** REQUIRED TASK **
Starting with the line that contains "Give me a plain-text", set down each line through the end of the entries below, exactly and with nothing added.

[Data entries]
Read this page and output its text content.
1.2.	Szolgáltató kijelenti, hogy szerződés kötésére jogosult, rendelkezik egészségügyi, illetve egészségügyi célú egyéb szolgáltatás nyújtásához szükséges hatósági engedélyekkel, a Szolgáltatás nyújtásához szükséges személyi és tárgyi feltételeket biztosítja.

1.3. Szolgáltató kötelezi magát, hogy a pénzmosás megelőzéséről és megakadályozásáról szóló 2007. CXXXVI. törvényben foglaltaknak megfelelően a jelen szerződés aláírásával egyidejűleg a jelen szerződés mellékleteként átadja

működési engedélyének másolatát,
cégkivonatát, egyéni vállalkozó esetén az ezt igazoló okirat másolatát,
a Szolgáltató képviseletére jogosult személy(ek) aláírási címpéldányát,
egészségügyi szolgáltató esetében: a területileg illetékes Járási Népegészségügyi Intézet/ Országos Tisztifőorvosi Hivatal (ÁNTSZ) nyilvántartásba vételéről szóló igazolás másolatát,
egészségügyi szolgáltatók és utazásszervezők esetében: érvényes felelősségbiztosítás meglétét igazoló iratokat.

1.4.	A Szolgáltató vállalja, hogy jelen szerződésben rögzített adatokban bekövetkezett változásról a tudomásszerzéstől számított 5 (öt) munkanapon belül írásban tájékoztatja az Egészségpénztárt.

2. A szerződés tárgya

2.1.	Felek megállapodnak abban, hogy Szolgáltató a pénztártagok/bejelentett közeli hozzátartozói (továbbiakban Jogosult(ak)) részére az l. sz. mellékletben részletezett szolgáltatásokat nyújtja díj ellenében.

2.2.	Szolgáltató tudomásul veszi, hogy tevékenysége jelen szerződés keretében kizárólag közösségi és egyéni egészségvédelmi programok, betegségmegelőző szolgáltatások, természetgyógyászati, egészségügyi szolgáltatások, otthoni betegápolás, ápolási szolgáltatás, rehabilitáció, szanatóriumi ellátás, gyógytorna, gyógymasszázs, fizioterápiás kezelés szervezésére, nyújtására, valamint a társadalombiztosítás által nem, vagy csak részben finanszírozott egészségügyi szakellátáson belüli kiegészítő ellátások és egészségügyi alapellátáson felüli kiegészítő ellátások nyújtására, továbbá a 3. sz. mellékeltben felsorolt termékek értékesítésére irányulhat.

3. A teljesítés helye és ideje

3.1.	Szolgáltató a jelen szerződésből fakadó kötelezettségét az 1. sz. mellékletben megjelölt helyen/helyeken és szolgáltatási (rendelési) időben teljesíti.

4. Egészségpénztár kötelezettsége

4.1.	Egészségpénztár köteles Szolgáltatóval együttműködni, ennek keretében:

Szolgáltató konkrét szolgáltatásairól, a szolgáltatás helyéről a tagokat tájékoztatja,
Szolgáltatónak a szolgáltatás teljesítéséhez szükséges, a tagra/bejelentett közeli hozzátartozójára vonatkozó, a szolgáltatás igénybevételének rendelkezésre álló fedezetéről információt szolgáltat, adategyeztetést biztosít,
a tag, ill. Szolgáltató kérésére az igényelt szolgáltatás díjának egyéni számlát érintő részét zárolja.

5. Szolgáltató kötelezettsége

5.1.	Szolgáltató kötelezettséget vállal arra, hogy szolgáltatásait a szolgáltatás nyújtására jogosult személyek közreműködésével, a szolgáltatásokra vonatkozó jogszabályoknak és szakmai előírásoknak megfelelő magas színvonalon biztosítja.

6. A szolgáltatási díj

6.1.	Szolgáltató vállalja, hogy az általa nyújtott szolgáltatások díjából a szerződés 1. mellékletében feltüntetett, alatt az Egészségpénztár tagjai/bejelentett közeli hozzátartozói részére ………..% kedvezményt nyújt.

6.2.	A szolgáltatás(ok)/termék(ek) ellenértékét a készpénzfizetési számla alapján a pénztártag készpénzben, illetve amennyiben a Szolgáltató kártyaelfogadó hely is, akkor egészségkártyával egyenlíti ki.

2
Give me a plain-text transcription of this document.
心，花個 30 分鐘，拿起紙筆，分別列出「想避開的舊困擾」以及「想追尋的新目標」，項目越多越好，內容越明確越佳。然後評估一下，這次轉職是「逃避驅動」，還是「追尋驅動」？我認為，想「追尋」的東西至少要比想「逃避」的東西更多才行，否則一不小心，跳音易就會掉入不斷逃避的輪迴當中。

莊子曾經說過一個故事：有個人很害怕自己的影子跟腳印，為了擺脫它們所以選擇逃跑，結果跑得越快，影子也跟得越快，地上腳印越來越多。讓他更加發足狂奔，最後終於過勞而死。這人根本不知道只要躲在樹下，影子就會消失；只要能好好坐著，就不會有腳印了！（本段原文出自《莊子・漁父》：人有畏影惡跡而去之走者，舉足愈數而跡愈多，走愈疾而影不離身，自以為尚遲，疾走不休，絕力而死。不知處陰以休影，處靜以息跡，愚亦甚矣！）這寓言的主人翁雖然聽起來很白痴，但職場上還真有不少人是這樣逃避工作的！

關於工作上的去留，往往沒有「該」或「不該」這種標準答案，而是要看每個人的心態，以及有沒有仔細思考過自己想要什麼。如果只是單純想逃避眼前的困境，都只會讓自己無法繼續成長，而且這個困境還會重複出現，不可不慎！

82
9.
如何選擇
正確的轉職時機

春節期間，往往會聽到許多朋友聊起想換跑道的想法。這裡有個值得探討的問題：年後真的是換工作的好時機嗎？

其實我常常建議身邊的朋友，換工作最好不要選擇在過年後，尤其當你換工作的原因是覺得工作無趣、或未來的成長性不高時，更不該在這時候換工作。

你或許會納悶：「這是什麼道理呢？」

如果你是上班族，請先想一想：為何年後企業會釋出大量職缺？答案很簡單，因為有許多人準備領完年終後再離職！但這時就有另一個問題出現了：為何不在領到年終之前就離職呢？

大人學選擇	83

** FINAL RESULT **
Give me a plain-text transcription of this document.
心，花個 30 分鐘，拿起紙筆，分別列出「想避開的舊困擾」以及「想追尋的新目標」，項目越多越好，內容越明確越佳。然後評估一下，這次轉職是「逃避驅動」，還是「追尋驅動」？我認為，想「追尋」的東西至少要比想「逃避」的東西更多才行，否則一不小心，跳音易就會掉入不斷逃避的輪迴當中。

莊子曾經說過一個故事：有個人很害怕自己的影子跟腳印，為了擺脫它們所以選擇逃跑，結果跑得越快，影子也跟得越快，地上腳印越來越多。讓他更加發足狂奔，最後終於過勞而死。這人根本不知道只要躲在樹下，影子就會消失；只要能好好坐著，就不會有腳印了！（本段原文出自《莊子・漁父》：人有畏影惡跡而去之走者，舉足愈數而跡愈多，走愈疾而影不離身，自以為尚遲，疾走不休，絕力而死。不知處陰以休影，處靜以息跡，愚亦甚矣！）這寓言的主人翁雖然聽起來很白痴，但職場上還真有不少人是這樣逃避工作的！

關於工作上的去留，往往沒有「該」或「不該」這種標準答案，而是要看每個人的心態，以及有沒有仔細思考過自己想要什麼。如果只是單純想逃避眼前的困境，都只會讓自己無法繼續成長，而且這個困境還會重複出現，不可不慎！

82
9.
如何選擇
正確的轉職時機

春節期間，往往會聽到許多朋友聊起想換跑道的想法。這裡有個值得探討的問題：年後真的是換工作的好時機嗎？

其實我常常建議身邊的朋友，換工作最好不要選擇在過年後，尤其當你換工作的原因是覺得工作無趣、或未來的成長性不高時，更不該在這時候換工作。

你或許會納悶：「這是什麼道理呢？」

如果你是上班族，請先想一想：為何年後企業會釋出大量職缺？答案很簡單，因為有許多人準備領完年終後再離職！但這時就有另一個問題出現了：為何不在領到年終之前就離職呢？

大人學選擇	83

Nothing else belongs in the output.